[start]

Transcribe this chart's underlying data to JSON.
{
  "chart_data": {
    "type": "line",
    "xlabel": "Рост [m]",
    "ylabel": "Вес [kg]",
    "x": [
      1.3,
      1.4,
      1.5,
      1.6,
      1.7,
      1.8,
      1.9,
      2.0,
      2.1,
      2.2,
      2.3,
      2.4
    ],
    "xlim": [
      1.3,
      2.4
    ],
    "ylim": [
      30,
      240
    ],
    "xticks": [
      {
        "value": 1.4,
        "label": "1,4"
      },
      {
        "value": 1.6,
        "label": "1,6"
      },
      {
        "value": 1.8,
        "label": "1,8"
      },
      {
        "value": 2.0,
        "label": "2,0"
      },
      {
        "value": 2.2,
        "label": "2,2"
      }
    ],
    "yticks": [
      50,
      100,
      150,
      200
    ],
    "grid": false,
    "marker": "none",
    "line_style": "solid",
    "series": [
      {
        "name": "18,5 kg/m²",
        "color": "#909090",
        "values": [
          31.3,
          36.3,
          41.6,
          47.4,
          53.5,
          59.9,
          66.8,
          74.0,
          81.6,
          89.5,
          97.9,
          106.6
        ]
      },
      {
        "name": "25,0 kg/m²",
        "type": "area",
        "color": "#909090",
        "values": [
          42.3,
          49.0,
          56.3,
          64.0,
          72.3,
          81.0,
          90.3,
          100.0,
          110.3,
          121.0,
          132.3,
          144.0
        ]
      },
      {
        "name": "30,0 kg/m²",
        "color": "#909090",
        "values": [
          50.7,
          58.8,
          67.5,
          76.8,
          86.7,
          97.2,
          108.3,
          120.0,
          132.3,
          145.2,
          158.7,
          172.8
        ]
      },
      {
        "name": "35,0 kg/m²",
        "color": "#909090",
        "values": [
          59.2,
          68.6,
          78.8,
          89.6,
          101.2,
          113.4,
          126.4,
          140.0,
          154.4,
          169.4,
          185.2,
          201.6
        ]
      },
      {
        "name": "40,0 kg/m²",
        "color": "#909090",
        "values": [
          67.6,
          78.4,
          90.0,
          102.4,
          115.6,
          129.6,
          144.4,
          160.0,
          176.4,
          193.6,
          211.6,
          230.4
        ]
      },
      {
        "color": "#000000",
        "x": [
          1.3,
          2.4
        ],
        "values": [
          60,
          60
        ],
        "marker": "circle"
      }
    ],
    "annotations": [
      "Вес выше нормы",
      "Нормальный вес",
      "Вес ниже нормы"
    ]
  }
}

[end]

● Stated exercise: Repeat the listing above without any change.

● Answer to the exercise:
Transcribe this chart's underlying data to JSON.
{
  "chart_data": {
    "type": "line",
    "xlabel": "Рост [m]",
    "ylabel": "Вес [kg]",
    "x": [
      1.3,
      1.4,
      1.5,
      1.6,
      1.7,
      1.8,
      1.9,
      2.0,
      2.1,
      2.2,
      2.3,
      2.4
    ],
    "xlim": [
      1.3,
      2.4
    ],
    "ylim": [
      30,
      240
    ],
    "xticks": [
      {
        "value": 1.4,
        "label": "1,4"
      },
      {
        "value": 1.6,
        "label": "1,6"
      },
      {
        "value": 1.8,
        "label": "1,8"
      },
      {
        "value": 2.0,
        "label": "2,0"
      },
      {
        "value": 2.2,
        "label": "2,2"
      }
    ],
    "yticks": [
      50,
      100,
      150,
      200
    ],
    "grid": false,
    "marker": "none",
    "line_style": "solid",
    "series": [
      {
        "name": "18,5 kg/m²",
        "color": "#909090",
        "values": [
          31.3,
          36.3,
          41.6,
          47.4,
          53.5,
          59.9,
          66.8,
          74.0,
          81.6,
          89.5,
          97.9,
          106.6
        ]
      },
      {
        "name": "25,0 kg/m²",
        "type": "area",
        "color": "#909090",
        "values": [
          42.3,
          49.0,
          56.3,
          64.0,
          72.3,
          81.0,
          90.3,
          100.0,
          110.3,
          121.0,
          132.3,
          144.0
        ]
      },
      {
        "name": "30,0 kg/m²",
        "color": "#909090",
        "values": [
          50.7,
          58.8,
          67.5,
          76.8,
          86.7,
          97.2,
          108.3,
          120.0,
          132.3,
          145.2,
          158.7,
          172.8
        ]
      },
      {
        "name": "35,0 kg/m²",
        "color": "#909090",
        "values": [
          59.2,
          68.6,
          78.8,
          89.6,
          101.2,
          113.4,
          126.4,
          140.0,
          154.4,
          169.4,
          185.2,
          201.6
        ]
      },
      {
        "name": "40,0 kg/m²",
        "color": "#909090",
        "values": [
          67.6,
          78.4,
          90.0,
          102.4,
          115.6,
          129.6,
          144.4,
          160.0,
          176.4,
          193.6,
          211.6,
          230.4
        ]
      },
      {
        "color": "#000000",
        "x": [
          1.3,
          2.4
        ],
        "values": [
          60,
          60
        ],
        "marker": "circle"
      }
    ],
    "annotations": [
      "Вес выше нормы",
      "Нормальный вес",
      "Вес ниже нормы"
    ]
  }
}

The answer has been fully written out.